— START OF RECORDS FOR THE TASK —

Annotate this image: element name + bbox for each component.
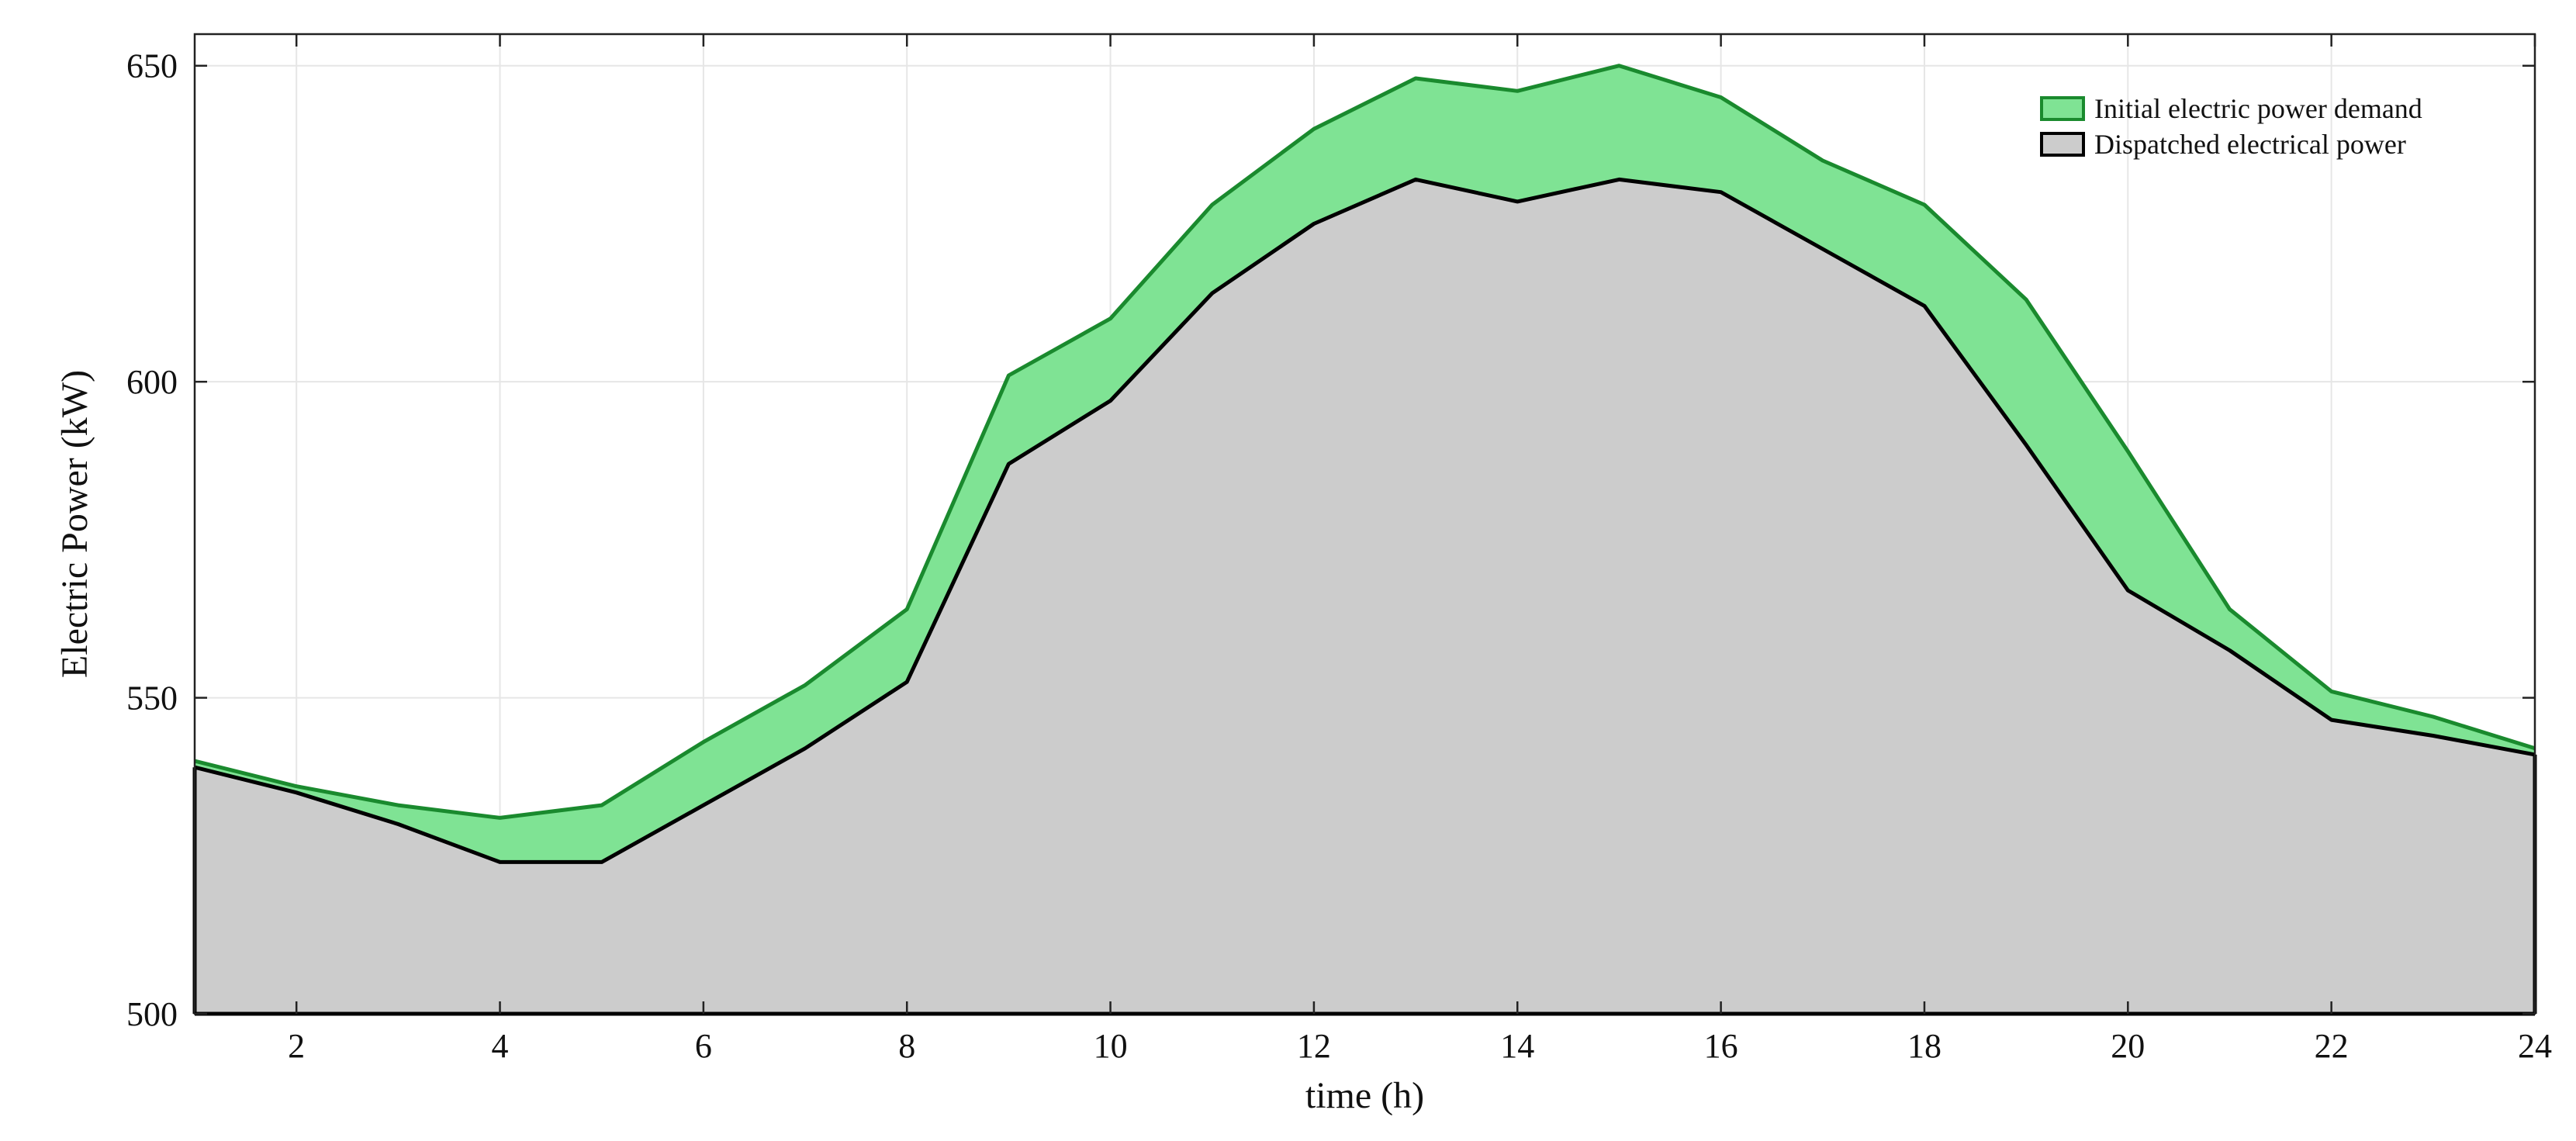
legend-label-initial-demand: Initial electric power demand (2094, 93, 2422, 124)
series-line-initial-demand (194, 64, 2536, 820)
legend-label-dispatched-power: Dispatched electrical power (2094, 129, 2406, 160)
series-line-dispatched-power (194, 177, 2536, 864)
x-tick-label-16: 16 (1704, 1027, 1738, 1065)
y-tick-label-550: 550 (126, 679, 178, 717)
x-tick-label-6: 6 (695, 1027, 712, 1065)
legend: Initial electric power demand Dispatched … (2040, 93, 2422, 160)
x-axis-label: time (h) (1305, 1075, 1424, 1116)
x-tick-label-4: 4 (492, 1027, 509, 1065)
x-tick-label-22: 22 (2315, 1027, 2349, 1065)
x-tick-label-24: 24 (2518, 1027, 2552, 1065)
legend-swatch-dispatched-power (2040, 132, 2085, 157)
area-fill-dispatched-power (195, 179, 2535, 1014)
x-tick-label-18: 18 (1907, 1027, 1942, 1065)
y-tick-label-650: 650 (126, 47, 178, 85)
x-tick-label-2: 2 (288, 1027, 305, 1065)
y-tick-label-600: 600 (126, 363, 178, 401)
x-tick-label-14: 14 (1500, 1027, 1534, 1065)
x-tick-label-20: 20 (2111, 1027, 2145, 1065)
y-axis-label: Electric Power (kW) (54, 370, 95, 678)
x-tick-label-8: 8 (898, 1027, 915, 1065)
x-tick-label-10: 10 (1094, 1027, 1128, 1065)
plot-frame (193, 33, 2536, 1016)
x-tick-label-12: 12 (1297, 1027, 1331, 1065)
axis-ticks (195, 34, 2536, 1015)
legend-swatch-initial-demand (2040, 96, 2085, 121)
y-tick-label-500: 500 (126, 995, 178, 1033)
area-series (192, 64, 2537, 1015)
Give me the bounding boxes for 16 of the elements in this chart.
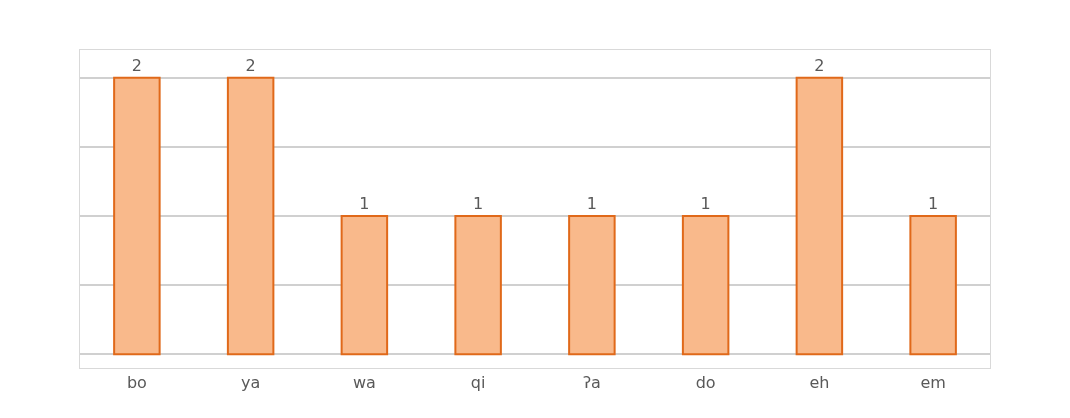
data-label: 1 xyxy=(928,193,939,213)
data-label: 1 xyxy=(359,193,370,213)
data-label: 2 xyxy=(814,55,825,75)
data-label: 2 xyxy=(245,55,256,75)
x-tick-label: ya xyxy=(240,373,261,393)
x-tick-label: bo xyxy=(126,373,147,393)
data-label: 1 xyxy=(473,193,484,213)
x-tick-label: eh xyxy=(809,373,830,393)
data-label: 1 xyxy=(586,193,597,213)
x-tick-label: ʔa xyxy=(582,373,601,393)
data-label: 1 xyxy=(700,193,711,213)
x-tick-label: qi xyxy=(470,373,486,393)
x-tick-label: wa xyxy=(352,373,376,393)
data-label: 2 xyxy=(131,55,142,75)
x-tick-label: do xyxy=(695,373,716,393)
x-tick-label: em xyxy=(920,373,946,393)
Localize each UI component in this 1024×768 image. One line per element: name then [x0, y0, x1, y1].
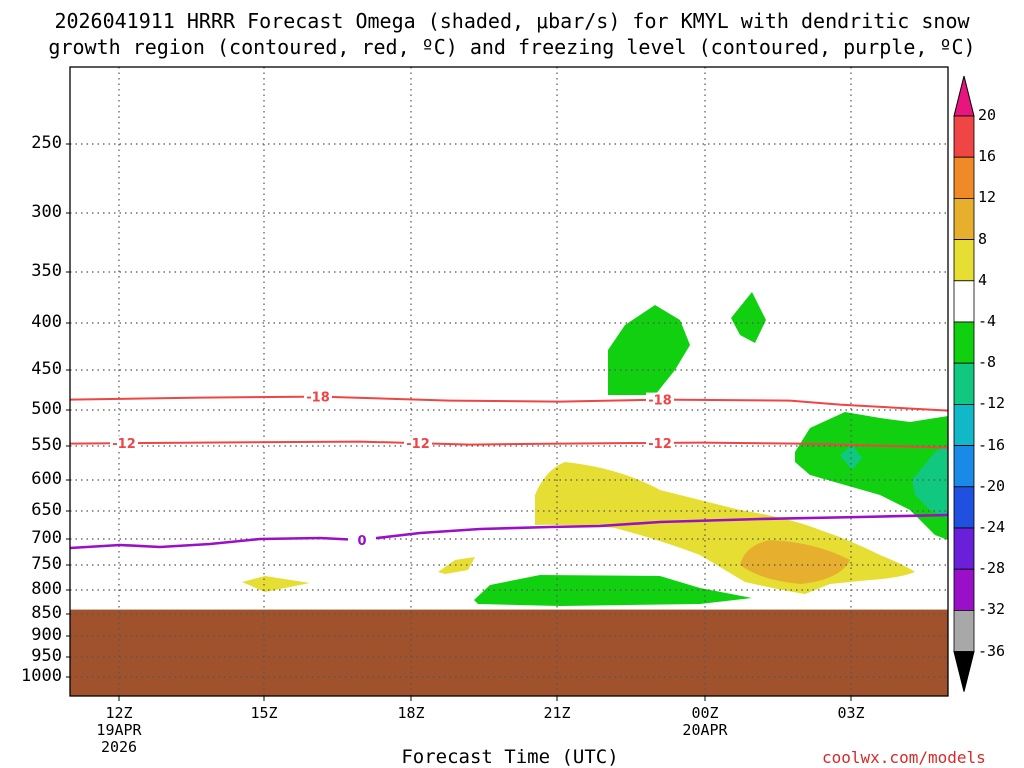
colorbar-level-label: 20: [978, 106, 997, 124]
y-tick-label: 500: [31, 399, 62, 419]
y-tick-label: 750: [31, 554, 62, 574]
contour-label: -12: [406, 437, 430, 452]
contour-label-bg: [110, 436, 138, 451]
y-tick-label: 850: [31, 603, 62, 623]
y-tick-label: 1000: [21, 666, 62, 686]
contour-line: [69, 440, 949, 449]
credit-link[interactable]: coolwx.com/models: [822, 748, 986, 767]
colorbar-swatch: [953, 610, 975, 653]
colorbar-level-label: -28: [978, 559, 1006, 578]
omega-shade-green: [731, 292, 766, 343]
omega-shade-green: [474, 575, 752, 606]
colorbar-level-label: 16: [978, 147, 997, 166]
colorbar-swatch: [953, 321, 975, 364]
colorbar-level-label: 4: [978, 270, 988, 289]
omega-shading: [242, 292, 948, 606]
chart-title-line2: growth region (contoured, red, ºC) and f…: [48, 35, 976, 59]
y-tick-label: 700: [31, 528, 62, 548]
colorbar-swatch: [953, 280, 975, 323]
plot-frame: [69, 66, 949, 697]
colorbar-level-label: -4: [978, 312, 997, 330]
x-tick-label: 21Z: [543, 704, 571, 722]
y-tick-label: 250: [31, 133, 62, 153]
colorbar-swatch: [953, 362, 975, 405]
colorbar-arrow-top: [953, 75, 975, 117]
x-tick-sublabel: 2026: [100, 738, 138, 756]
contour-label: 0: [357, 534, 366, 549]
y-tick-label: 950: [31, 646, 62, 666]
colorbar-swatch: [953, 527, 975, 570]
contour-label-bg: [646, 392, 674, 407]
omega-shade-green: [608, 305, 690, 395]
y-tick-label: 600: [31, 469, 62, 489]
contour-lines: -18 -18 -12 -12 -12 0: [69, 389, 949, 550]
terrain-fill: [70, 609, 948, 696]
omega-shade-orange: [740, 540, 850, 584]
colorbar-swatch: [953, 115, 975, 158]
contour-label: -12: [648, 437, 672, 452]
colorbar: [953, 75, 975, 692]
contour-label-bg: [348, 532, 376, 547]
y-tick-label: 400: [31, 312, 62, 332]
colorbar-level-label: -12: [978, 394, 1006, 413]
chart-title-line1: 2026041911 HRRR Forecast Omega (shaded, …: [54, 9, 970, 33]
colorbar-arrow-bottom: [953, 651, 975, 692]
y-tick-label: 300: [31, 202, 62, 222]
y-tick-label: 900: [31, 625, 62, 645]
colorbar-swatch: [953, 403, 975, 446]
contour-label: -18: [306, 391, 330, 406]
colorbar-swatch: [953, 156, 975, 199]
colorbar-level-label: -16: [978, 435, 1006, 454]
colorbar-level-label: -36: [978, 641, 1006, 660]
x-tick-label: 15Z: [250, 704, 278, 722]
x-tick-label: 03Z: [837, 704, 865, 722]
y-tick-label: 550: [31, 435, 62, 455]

— END OF RECORDS FOR THE TASK —

◆ TASK BRIEF: Reproduce all of the records above, changing each occurrence of "x-tick-label" to "x-axis-tick" and keeping everything else the same. Omit the pictures from your answer.

◆ ANSWER BELOW:
Annotate this image: element name + bbox for each component.
legend-label-initial-demand: Initial electric power demand (2094, 93, 2422, 124)
series-line-initial-demand (194, 64, 2536, 820)
legend-label-dispatched-power: Dispatched electrical power (2094, 129, 2406, 160)
series-line-dispatched-power (194, 177, 2536, 864)
x-axis-tick-16: 16 (1704, 1027, 1738, 1065)
y-tick-label-550: 550 (126, 679, 178, 717)
x-axis-tick-6: 6 (695, 1027, 712, 1065)
legend: Initial electric power demand Dispatched … (2040, 93, 2422, 160)
x-axis-label: time (h) (1305, 1075, 1424, 1116)
x-axis-tick-4: 4 (492, 1027, 509, 1065)
x-axis-tick-22: 22 (2315, 1027, 2349, 1065)
x-axis-tick-24: 24 (2518, 1027, 2552, 1065)
legend-swatch-dispatched-power (2040, 132, 2085, 157)
area-fill-dispatched-power (195, 179, 2535, 1014)
x-axis-tick-18: 18 (1907, 1027, 1942, 1065)
y-tick-label-650: 650 (126, 47, 178, 85)
x-axis-tick-2: 2 (288, 1027, 305, 1065)
y-tick-label-600: 600 (126, 363, 178, 401)
x-axis-tick-14: 14 (1500, 1027, 1534, 1065)
x-axis-tick-20: 20 (2111, 1027, 2145, 1065)
y-axis-label: Electric Power (kW) (54, 370, 95, 678)
x-axis-tick-8: 8 (898, 1027, 915, 1065)
x-axis-tick-10: 10 (1094, 1027, 1128, 1065)
plot-frame (193, 33, 2536, 1016)
x-axis-tick-12: 12 (1297, 1027, 1331, 1065)
axis-ticks (195, 34, 2536, 1015)
legend-swatch-initial-demand (2040, 96, 2085, 121)
y-tick-label-500: 500 (126, 995, 178, 1033)
area-series (192, 64, 2537, 1015)
Give me the bounding boxes for 16 of the elements in this chart.
data-label: 1 xyxy=(928,193,939,213)
data-label: 1 xyxy=(359,193,370,213)
data-label: 2 xyxy=(814,55,825,75)
data-label: 2 xyxy=(245,55,256,75)
x-axis-tick: ya xyxy=(240,373,261,393)
x-axis-tick: bo xyxy=(126,373,147,393)
data-label: 1 xyxy=(473,193,484,213)
x-axis-tick: eh xyxy=(809,373,830,393)
data-label: 1 xyxy=(586,193,597,213)
x-axis-tick: ʔa xyxy=(582,373,601,393)
data-label: 1 xyxy=(700,193,711,213)
x-axis-tick: qi xyxy=(470,373,486,393)
x-axis-tick: wa xyxy=(352,373,376,393)
data-label: 2 xyxy=(131,55,142,75)
x-axis-tick: do xyxy=(695,373,716,393)
x-axis-tick: em xyxy=(920,373,946,393)
Localize each UI component in this 1024×768 image. One line per element: name then [x0, y0, x1, y1].
colorbar-level-label: 20: [978, 106, 997, 124]
y-tick-label: 500: [31, 399, 62, 419]
y-tick-label: 750: [31, 554, 62, 574]
contour-label: -12: [406, 437, 430, 452]
contour-label-bg: [110, 436, 138, 451]
y-tick-label: 850: [31, 603, 62, 623]
y-tick-label: 1000: [21, 666, 62, 686]
contour-line: [69, 440, 949, 449]
credit-link[interactable]: coolwx.com/models: [822, 748, 986, 767]
colorbar-swatch: [953, 610, 975, 653]
colorbar-level-label: -28: [978, 559, 1006, 578]
omega-shade-green: [731, 292, 766, 343]
omega-shade-green: [474, 575, 752, 606]
colorbar-level-label: 16: [978, 147, 997, 166]
colorbar-swatch: [953, 321, 975, 364]
colorbar-level-label: 4: [978, 270, 988, 289]
omega-shading: [242, 292, 948, 606]
chart-title-line2: growth region (contoured, red, ºC) and f…: [48, 35, 976, 59]
y-tick-label: 700: [31, 528, 62, 548]
colorbar-swatch: [953, 280, 975, 323]
plot-frame: [69, 66, 949, 697]
colorbar-level-label: -4: [978, 312, 997, 330]
x-axis-tick: 21Z: [543, 704, 571, 722]
y-tick-label: 250: [31, 133, 62, 153]
colorbar-swatch: [953, 362, 975, 405]
colorbar-arrow-top: [953, 75, 975, 117]
x-tick-sublabel: 2026: [100, 738, 138, 756]
contour-label: 0: [357, 534, 366, 549]
y-tick-label: 950: [31, 646, 62, 666]
colorbar-swatch: [953, 527, 975, 570]
contour-label-bg: [646, 392, 674, 407]
omega-shade-green: [608, 305, 690, 395]
y-tick-label: 600: [31, 469, 62, 489]
contour-lines: -18 -18 -12 -12 -12 0: [69, 389, 949, 550]
terrain-fill: [70, 609, 948, 696]
omega-shade-orange: [740, 540, 850, 584]
colorbar-swatch: [953, 115, 975, 158]
contour-label: -12: [648, 437, 672, 452]
colorbar: [953, 75, 975, 692]
contour-label-bg: [348, 532, 376, 547]
y-tick-label: 400: [31, 312, 62, 332]
colorbar-level-label: -12: [978, 394, 1006, 413]
chart-title-line1: 2026041911 HRRR Forecast Omega (shaded, …: [54, 9, 970, 33]
colorbar-arrow-bottom: [953, 651, 975, 692]
y-tick-label: 300: [31, 202, 62, 222]
y-tick-label: 900: [31, 625, 62, 645]
colorbar-swatch: [953, 403, 975, 446]
contour-label: -18: [306, 391, 330, 406]
colorbar-swatch: [953, 156, 975, 199]
colorbar-level-label: -16: [978, 435, 1006, 454]
colorbar-level-label: -36: [978, 641, 1006, 660]
x-axis-tick: 15Z: [250, 704, 278, 722]
x-axis-tick: 03Z: [837, 704, 865, 722]
y-tick-label: 550: [31, 435, 62, 455]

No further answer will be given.